### Segmento di testo:
Il governo ha già aperto il cantiere manovra e in questi giorni, fra le misure che stanno tenendo banco, oltre a riforma delle pensioni e taglio dell’Irpef, c’è anche la proposta di cambiare l’Isee lanciata da Salvini: ” È figlio del governo Prodi e del governo Monti ed esclude una gran parte di popolazione da qualsiasi tipo di contributi, perché i contributi vanno sempre agli stessi. Il bonus bebè, il bonus affitto, il bonus benzina, la casa popolare, tutti i bonus finiscono sempre ai soliti e raramente sono italiani“, ha detto il ministro e leader della Lega.

### Consegna dell'esercizio:
Prosegua il testo sulla proposta di Salvini di cambiare l'Isee, partendo subito dopo l'ultima frase riportata.

### Estratto dei dati:
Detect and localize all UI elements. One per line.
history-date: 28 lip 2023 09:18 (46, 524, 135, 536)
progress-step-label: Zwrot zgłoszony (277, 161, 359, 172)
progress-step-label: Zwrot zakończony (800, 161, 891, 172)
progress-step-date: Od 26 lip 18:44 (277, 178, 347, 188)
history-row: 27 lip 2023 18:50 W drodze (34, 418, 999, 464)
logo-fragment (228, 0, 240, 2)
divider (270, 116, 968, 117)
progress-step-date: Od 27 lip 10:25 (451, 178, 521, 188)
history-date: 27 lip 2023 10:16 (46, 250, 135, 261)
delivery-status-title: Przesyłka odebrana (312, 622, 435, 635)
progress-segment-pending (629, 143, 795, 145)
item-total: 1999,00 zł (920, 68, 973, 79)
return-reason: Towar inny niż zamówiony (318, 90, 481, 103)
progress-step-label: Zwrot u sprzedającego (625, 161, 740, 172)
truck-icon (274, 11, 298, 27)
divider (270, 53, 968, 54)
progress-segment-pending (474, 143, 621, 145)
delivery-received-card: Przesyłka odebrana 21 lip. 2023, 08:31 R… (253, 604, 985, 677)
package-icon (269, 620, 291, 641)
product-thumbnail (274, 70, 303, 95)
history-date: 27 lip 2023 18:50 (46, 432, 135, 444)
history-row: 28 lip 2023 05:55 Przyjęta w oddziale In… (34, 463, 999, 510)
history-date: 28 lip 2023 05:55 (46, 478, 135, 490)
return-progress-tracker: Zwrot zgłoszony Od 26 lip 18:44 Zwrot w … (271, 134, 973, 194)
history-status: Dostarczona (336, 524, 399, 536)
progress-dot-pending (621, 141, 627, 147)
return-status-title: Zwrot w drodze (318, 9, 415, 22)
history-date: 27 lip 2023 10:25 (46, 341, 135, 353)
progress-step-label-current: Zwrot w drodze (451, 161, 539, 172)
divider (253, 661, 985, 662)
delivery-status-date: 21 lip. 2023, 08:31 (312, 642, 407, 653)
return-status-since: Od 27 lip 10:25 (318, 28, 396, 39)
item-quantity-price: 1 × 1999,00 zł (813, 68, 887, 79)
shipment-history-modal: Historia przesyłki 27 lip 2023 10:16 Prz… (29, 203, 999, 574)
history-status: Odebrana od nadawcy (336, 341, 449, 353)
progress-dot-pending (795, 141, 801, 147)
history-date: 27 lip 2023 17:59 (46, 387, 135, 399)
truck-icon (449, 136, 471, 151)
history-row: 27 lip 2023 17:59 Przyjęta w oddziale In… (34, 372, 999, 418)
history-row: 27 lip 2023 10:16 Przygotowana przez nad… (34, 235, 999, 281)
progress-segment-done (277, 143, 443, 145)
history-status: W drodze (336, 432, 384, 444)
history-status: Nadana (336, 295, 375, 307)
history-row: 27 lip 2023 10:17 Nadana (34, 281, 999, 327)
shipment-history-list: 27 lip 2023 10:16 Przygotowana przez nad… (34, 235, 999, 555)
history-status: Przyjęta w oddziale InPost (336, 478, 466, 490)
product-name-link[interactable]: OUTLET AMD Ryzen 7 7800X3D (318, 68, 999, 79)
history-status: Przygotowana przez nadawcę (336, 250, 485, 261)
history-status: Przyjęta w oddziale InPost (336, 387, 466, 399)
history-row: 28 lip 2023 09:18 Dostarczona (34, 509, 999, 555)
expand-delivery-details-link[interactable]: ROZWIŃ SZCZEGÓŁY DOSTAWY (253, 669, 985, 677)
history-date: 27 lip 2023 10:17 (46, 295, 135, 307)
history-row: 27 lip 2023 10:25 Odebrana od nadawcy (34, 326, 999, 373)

### Spazio risposta:
Che cos’è l’Isee
Ma che cos’è e come funziona l’Isee? Si tratta dell’Indicatore della Situazione Economica Equivalente ed è un documento che serve a valutare la situazione economica delle famiglie: è fondamentale per chiedere aiuti e bonus, ad esempio l’assegno unico, il bonus energia o altri tipi di esenzioni, come esenzioni per i ticket, riduzione delle rette universitarie e bonus scuola.
Chi ha presentato l’Isee
Secondo il Rapporto di monitoraggio Isee 2024 del ministero del Lavoro, nel 2024 hanno chiesto l’Isee 26,5 milioni di persone, il 44,9% dei residenti, appartenenti a 9,3 milioni di nuclei familiari. Il 42,8% delle famiglie che presenta la Dsu ha un Isee inferiore a 10 mila euro. Il 71,9%, non supera i 20 mila euro. La mediana è di 11.921 euro e la media poco più di 15 mila.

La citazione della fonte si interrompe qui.